## Begin Material provided

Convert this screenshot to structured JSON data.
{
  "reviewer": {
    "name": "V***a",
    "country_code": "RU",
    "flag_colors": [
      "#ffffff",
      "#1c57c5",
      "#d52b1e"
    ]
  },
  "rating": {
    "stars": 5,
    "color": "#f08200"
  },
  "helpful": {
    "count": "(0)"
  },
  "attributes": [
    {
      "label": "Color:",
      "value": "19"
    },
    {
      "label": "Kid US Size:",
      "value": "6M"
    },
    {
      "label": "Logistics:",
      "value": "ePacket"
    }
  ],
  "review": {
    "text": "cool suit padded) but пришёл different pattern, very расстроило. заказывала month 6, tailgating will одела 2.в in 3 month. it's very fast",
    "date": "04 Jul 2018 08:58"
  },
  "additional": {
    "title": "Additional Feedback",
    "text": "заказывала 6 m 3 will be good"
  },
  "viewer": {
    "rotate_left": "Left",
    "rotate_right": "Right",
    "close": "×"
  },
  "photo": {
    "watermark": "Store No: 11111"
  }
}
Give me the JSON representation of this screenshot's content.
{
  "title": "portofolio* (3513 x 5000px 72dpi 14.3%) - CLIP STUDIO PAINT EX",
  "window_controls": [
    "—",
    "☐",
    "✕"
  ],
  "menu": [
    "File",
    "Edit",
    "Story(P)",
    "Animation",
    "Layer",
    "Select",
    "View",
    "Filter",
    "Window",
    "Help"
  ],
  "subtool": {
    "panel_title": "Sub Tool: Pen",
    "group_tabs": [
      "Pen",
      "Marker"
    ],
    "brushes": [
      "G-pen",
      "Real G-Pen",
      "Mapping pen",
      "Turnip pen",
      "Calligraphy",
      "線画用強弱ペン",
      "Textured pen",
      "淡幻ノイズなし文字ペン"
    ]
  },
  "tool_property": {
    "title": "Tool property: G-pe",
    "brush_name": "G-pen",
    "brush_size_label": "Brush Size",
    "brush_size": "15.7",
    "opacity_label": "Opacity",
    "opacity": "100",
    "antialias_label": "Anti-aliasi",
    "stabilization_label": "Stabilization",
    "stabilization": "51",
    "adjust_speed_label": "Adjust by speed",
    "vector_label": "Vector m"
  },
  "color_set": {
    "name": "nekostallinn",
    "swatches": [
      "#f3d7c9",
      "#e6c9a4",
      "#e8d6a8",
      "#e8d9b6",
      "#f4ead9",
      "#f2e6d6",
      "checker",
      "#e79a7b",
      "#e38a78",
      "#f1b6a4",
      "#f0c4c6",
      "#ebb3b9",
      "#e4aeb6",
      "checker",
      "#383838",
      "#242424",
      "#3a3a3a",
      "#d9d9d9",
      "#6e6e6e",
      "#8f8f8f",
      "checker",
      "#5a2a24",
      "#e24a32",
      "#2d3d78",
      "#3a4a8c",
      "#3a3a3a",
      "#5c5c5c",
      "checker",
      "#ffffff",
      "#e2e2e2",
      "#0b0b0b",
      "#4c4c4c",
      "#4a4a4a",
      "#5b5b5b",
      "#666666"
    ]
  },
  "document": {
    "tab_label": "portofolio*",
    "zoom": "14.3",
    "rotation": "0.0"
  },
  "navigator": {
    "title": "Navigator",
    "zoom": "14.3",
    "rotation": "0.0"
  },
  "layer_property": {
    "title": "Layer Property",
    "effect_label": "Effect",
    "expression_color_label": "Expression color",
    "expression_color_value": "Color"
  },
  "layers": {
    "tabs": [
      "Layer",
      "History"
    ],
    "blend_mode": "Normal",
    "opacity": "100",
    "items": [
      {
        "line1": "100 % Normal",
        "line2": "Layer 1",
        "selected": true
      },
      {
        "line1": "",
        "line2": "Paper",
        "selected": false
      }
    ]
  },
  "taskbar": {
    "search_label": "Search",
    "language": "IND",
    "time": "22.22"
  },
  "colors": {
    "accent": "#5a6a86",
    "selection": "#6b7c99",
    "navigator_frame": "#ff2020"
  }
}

## End Material provided

● Stated goal
Your task is to pick out every line with the string "will" and copy it.

● Solution
    "text": "cool suit padded) but пришёл different pattern, very расстроило. заказывала month 6, tailgating will одела 2.в in 3 month. it's very fast",
    "text": "заказывала 6 m 3 will be good"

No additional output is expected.